** Task to complete **
Repeat the whole of the data, keeping every detail the same.

□ □ □ □ □

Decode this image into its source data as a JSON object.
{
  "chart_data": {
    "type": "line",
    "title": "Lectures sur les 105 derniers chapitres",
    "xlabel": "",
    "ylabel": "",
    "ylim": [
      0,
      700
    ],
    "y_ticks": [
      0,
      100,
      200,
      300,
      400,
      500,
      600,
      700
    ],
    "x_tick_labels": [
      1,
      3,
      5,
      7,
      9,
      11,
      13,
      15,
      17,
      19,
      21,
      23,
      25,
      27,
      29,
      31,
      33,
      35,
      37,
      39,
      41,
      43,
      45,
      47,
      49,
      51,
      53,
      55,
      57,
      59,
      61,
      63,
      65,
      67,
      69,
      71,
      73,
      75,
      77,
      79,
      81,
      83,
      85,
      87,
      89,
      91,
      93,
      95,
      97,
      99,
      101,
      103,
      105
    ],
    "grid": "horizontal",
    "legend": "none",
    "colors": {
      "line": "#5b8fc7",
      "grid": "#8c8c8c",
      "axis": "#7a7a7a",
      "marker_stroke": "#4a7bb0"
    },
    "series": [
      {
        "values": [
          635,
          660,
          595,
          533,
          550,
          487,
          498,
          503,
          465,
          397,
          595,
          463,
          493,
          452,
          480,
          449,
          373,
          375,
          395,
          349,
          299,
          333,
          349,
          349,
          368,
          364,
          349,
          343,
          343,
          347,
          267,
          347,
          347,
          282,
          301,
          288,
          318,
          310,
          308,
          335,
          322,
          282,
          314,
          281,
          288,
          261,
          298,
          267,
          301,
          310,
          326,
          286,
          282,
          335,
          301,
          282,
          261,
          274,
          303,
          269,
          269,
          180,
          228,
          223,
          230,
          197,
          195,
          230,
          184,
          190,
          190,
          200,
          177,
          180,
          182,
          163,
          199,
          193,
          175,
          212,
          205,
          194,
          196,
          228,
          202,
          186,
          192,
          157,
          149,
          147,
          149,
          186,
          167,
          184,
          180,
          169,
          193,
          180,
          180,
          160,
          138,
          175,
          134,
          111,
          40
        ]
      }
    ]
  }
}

□ □ □ □ □

** Complete response **
Decode this image into its source data as a JSON object.
{
  "chart_data": {
    "type": "line",
    "title": "Lectures sur les 105 derniers chapitres",
    "xlabel": "",
    "ylabel": "",
    "ylim": [
      0,
      700
    ],
    "y_ticks": [
      0,
      100,
      200,
      300,
      400,
      500,
      600,
      700
    ],
    "x_tick_labels": [
      1,
      3,
      5,
      7,
      9,
      11,
      13,
      15,
      17,
      19,
      21,
      23,
      25,
      27,
      29,
      31,
      33,
      35,
      37,
      39,
      41,
      43,
      45,
      47,
      49,
      51,
      53,
      55,
      57,
      59,
      61,
      63,
      65,
      67,
      69,
      71,
      73,
      75,
      77,
      79,
      81,
      83,
      85,
      87,
      89,
      91,
      93,
      95,
      97,
      99,
      101,
      103,
      105
    ],
    "grid": "horizontal",
    "legend": "none",
    "colors": {
      "line": "#5b8fc7",
      "grid": "#8c8c8c",
      "axis": "#7a7a7a",
      "marker_stroke": "#4a7bb0"
    },
    "series": [
      {
        "values": [
          635,
          660,
          595,
          533,
          550,
          487,
          498,
          503,
          465,
          397,
          595,
          463,
          493,
          452,
          480,
          449,
          373,
          375,
          395,
          349,
          299,
          333,
          349,
          349,
          368,
          364,
          349,
          343,
          343,
          347,
          267,
          347,
          347,
          282,
          301,
          288,
          318,
          310,
          308,
          335,
          322,
          282,
          314,
          281,
          288,
          261,
          298,
          267,
          301,
          310,
          326,
          286,
          282,
          335,
          301,
          282,
          261,
          274,
          303,
          269,
          269,
          180,
          228,
          223,
          230,
          197,
          195,
          230,
          184,
          190,
          190,
          200,
          177,
          180,
          182,
          163,
          199,
          193,
          175,
          212,
          205,
          194,
          196,
          228,
          202,
          186,
          192,
          157,
          149,
          147,
          149,
          186,
          167,
          184,
          180,
          169,
          193,
          180,
          180,
          160,
          138,
          175,
          134,
          111,
          40
        ]
      }
    ]
  }
}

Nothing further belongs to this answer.